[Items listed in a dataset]
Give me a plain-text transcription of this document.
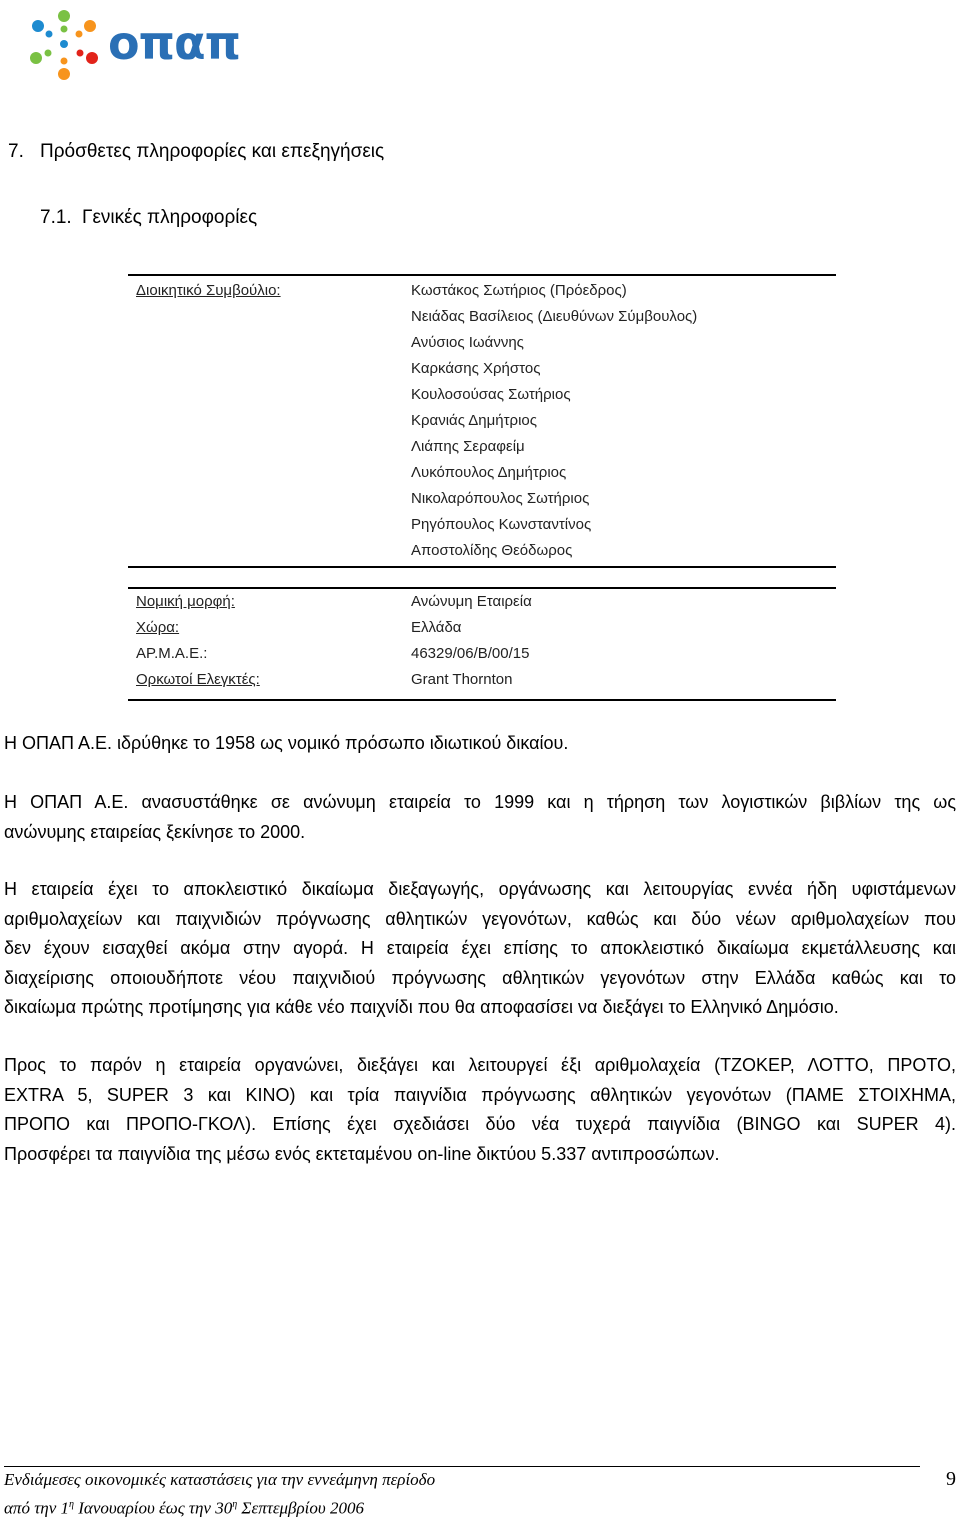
οπαπ
7. Πρόσθετες πληροφορίες και επεξηγήσεις
7.1. Γενικές πληροφορίες
Διοικητικό Συμβούλιο:	Κωστάκος Σωτήριος (Πρόεδρος)
Νειάδας Βασίλειος (Διευθύνων Σύμβουλος)
Ανύσιος Ιωάννης
Καρκάσης Χρήστος
Κουλοσούσας Σωτήριος
Κρανιάς Δημήτριος
Λιάπης Σεραφείμ
Λυκόπουλος Δημήτριος
Νικολαρόπουλος Σωτήριος
Ρηγόπουλος Κωνσταντίνος
Αποστολίδης Θεόδωρος
Νομική μορφή:
Χώρα:
ΑΡ.Μ.Α.Ε.:
Ορκωτοί Ελεγκτές:
Ανώνυμη Εταιρεία
Ελλάδα
46329/06/B/00/15
Grant Thornton
Η ΟΠΑΠ Α.Ε. ιδρύθηκε το 1958 ως νομικό πρόσωπο ιδιωτικού δικαίου.
Η ΟΠΑΠ Α.Ε. ανασυστάθηκε σε ανώνυμη εταιρεία το 1999 και η τήρηση των λογιστικών βιβλίων της ως
ανώνυμης εταιρείας ξεκίνησε το 2000.
Η εταιρεία έχει το αποκλειστικό δικαίωμα διεξαγωγής, οργάνωσης και λειτουργίας εννέα ήδη υφιστάμενων
αριθμολαχείων και παιχνιδιών πρόγνωσης αθλητικών γεγονότων, καθώς και δύο νέων αριθμολαχείων που
δεν έχουν εισαχθεί ακόμα στην αγορά. Η εταιρεία έχει επίσης το αποκλειστικό δικαίωμα εκμετάλλευσης και
διαχείρισης οποιουδήποτε νέου παιχνιδιού πρόγνωσης αθλητικών γεγονότων στην Ελλάδα καθώς και το
δικαίωμα πρώτης προτίμησης για κάθε νέο παιχνίδι που θα αποφασίσει να διεξάγει το Ελληνικό Δημόσιο.
Προς το παρόν η εταιρεία οργανώνει, διεξάγει και λειτουργεί έξι αριθμολαχεία (ΤΖΟΚΕΡ, ΛΟΤΤΟ, ΠΡΟΤΟ,
EXTRA 5, SUPER 3 και ΚΙΝΟ) και τρία παιγνίδια πρόγνωσης αθλητικών γεγονότων (ΠΑΜΕ ΣΤΟΙΧΗΜΑ,
ΠΡΟΠΟ και ΠΡΟΠΟ-ΓΚΟΛ). Επίσης έχει σχεδιάσει δύο νέα τυχερά παιγνίδια (BINGO και SUPER 4).
Προσφέρει τα παιγνίδια της μέσω ενός εκτεταμένου on-line δικτύου 5.337 αντιπροσώπων.
Ενδιάμεσες οικονομικές καταστάσεις για την εννεάμηνη περίοδο
από την $1^\eta$ Ιανουαρίου έως την $30^\eta$ Σεπτεμβρίου 2006
9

**Given problem**.
List every line from the entries above in which "καθώς" appears.

**Response**.
αριθμολαχείων και παιχνιδιών πρόγνωσης αθλητικών γεγονότων, καθώς και δύο νέων αριθμολαχείων που
διαχείρισης οποιουδήποτε νέου παιχνιδιού πρόγνωσης αθλητικών γεγονότων στην Ελλάδα καθώς και το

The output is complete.